## TEXT TO READ
You are viewing a plain text version of this content. The canonical link for it is here.
Posted to dev@thrift.apache.org by Chet Murthy <mu...@gmail.com> on 2017/10/17 18:37:21 UTC

"iterated container types" and a nicer JSON wire protocol (1 of 2)

Folks,

[at the suggestion of a couple of committers, I'm sending this to the dev@
mailing-list.  It's a little involved, and I'll write a second note, with
even more detail.  Please skip if this is too much in the weeds, and with
my apologies for the details.  Really am looking for advice here ...]

TL;DR -- long note with details of issues I ran into.  Really, I'm looking
for whether this is hopeless and I should stop (which would be sad, b/c
things work for all but some special cases (explained below)).

Hey, I'm hacking away, implementing "nicer JSON serialization" (and the
metadata support for it) and have run into some issues.  I'm not sure if
the right way to ask about these is on the mailing-list (I guess,
"thrift-dev"?) or directly emailing you.  If it'd be better to just post to
the mailing-list, let me know, and I'll do so?

In any case, the first level of adding nicer JSON serialization was
smooth.  I'ts straightforward to make it work for structs.  But for
list/map/set, it's messier, and perhaps impossible.

## GOALS
1. Decide whether each statement below agrees with the mailing-list post on nicer JSON serialization in Thrift. Answer yes or no for (a), (b) and (c), quoting the words of the post that decide it.
(a) The writer sent the note to the dev@ mailing-list because a couple of committers suggested it.
(b) Adding nicer JSON serialization turned out to be difficult from the first level.
(c) The writer reports that things work except for some special cases.
2. Carry the mailing-list post on nicer JSON serialization in Thrift forward from its last sentence.

## PROVIDED MATERIAL
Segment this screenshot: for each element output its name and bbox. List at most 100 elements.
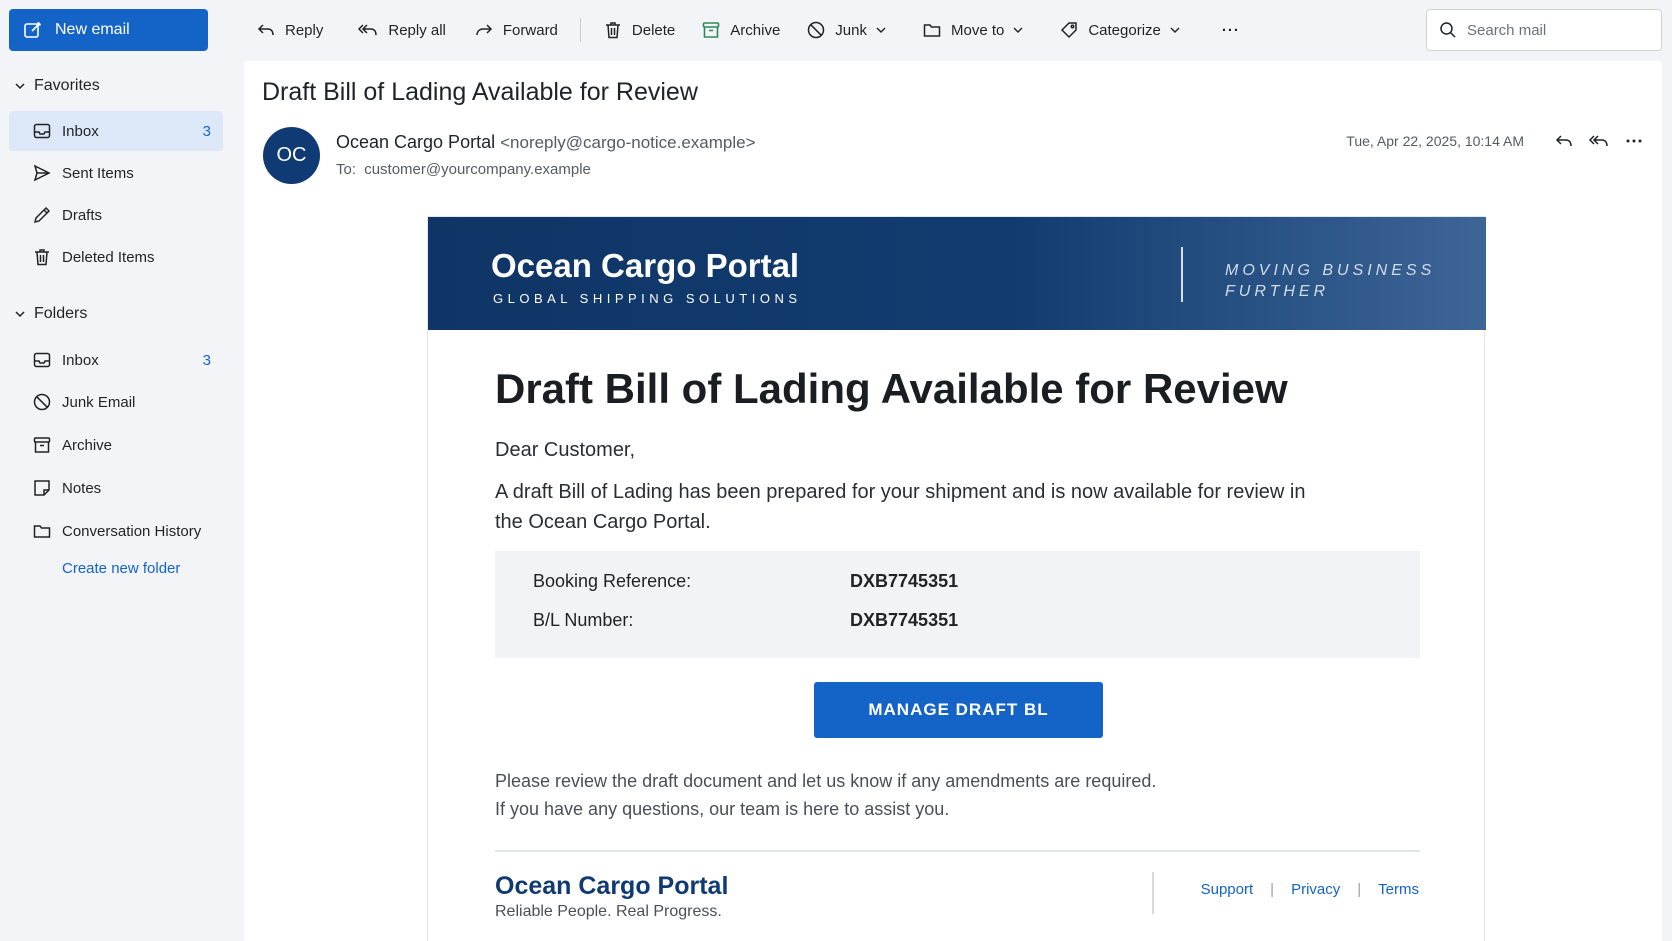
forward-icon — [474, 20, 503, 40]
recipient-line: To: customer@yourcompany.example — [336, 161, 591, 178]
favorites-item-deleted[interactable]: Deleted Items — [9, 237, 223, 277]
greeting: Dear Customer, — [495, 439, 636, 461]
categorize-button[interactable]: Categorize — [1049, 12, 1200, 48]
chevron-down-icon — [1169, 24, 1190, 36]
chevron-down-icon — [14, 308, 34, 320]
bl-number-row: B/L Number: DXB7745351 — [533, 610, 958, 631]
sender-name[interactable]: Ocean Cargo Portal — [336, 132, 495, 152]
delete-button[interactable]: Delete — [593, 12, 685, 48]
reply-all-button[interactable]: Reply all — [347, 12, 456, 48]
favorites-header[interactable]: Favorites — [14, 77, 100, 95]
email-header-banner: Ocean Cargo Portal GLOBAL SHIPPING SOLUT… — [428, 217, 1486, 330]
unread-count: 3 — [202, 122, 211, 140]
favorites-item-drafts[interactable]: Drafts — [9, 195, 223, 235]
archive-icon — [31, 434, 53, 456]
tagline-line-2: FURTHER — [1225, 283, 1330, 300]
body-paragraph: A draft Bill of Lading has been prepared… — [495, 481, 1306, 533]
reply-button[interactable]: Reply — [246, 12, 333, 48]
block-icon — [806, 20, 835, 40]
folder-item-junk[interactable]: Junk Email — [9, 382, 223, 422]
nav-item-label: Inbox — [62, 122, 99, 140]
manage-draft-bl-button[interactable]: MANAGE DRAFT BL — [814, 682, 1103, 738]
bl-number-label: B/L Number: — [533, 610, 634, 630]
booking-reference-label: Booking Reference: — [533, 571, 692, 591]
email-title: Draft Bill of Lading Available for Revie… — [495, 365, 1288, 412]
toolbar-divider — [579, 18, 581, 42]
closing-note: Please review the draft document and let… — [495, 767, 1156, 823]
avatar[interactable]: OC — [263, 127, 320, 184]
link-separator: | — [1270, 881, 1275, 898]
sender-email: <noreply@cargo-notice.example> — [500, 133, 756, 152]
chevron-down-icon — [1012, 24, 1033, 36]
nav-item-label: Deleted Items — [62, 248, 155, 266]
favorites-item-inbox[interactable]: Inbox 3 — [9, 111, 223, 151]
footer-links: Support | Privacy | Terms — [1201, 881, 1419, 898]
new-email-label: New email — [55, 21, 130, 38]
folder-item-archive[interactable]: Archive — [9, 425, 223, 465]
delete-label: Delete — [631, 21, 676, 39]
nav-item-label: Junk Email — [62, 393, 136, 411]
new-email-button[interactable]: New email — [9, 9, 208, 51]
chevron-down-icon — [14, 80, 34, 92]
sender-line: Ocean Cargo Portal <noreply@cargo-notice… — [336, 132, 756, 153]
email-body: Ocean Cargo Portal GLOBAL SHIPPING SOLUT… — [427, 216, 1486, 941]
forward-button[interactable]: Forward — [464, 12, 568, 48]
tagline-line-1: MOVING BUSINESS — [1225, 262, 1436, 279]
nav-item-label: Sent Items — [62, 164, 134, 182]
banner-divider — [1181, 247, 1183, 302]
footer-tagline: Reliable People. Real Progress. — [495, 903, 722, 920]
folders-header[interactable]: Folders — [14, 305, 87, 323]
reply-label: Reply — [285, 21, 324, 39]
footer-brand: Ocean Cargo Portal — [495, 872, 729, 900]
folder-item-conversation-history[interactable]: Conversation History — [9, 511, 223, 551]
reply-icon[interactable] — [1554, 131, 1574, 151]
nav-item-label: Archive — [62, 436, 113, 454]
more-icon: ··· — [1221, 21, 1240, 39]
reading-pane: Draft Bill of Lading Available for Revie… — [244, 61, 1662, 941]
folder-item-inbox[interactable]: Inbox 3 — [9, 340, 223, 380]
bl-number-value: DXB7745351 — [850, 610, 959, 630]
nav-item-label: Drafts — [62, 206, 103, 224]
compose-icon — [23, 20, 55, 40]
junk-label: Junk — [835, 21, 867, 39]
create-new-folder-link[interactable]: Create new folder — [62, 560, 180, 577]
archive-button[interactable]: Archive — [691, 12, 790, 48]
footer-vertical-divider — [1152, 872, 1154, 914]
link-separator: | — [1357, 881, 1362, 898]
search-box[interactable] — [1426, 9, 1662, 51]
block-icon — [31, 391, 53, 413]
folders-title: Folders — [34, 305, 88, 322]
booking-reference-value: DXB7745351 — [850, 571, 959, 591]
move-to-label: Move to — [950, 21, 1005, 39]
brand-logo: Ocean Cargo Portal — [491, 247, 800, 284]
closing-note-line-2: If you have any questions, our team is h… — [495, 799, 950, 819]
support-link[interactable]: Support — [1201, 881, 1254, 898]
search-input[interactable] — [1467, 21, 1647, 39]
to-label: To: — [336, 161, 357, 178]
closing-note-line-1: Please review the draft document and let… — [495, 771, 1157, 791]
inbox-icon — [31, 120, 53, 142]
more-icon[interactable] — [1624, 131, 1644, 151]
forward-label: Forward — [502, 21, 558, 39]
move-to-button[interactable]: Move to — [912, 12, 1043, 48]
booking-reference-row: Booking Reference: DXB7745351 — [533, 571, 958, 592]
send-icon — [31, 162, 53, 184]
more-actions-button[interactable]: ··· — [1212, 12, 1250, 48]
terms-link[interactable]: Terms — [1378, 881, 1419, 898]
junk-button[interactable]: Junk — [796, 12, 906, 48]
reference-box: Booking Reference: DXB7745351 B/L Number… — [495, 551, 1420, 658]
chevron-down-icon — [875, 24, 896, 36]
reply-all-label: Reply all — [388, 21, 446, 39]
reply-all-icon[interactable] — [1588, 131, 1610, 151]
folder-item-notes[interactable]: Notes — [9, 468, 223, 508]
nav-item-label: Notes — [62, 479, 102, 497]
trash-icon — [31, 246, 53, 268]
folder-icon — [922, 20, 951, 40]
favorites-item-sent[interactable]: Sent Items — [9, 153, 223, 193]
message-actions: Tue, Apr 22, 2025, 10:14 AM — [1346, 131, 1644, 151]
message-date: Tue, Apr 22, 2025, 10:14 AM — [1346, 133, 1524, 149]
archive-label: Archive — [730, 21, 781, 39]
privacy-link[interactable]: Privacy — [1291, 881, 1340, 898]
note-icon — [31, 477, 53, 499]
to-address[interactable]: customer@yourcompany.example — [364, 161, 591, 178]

## RESPONSES TO THE EXERCISE
1.
(a) Yes: "at the suggestion of a couple of committers, I'm sending this to the dev@ mailing-list"
(b) No: "the first level of adding nicer JSON serialization was smooth"
(c) Yes: "things work for all but some special cases"

2.
There are two issues, one of which is mitigable, and the other perhaps
insurmountable given the current design of Thrift.  I thought I'd list
them, and if you could give your advice/judgment, I'd appreciate it greatly.

(1) Thrift assumes that containers serialize by writing (a) their SIZE and
(b) their ELEMENT TYPES.  Obviously if we want a pretty
(human-{writable,reable}) JSON format, that's a non-starter.  Nobody's
going to count map-entries when they're updating JSON documents.  Ditto
writing down element types.

  --> the (a) size issue is mitigable by using a JSON parser to parse the
entire document, and then the deserializer would walk the "DOM tree".  So
when readListBegin() is called, we can compute the length of the list.

  --> For (b), we can also keep track of the expected type of a field when
we start deserializing it, so that readListBegin() can return the
element-type.  And similarly for map/set.

BUT (2) the part just above only works when containers are -directly- the
types of fields.  It's possible in Thrift to have "iterated containers",
e.g.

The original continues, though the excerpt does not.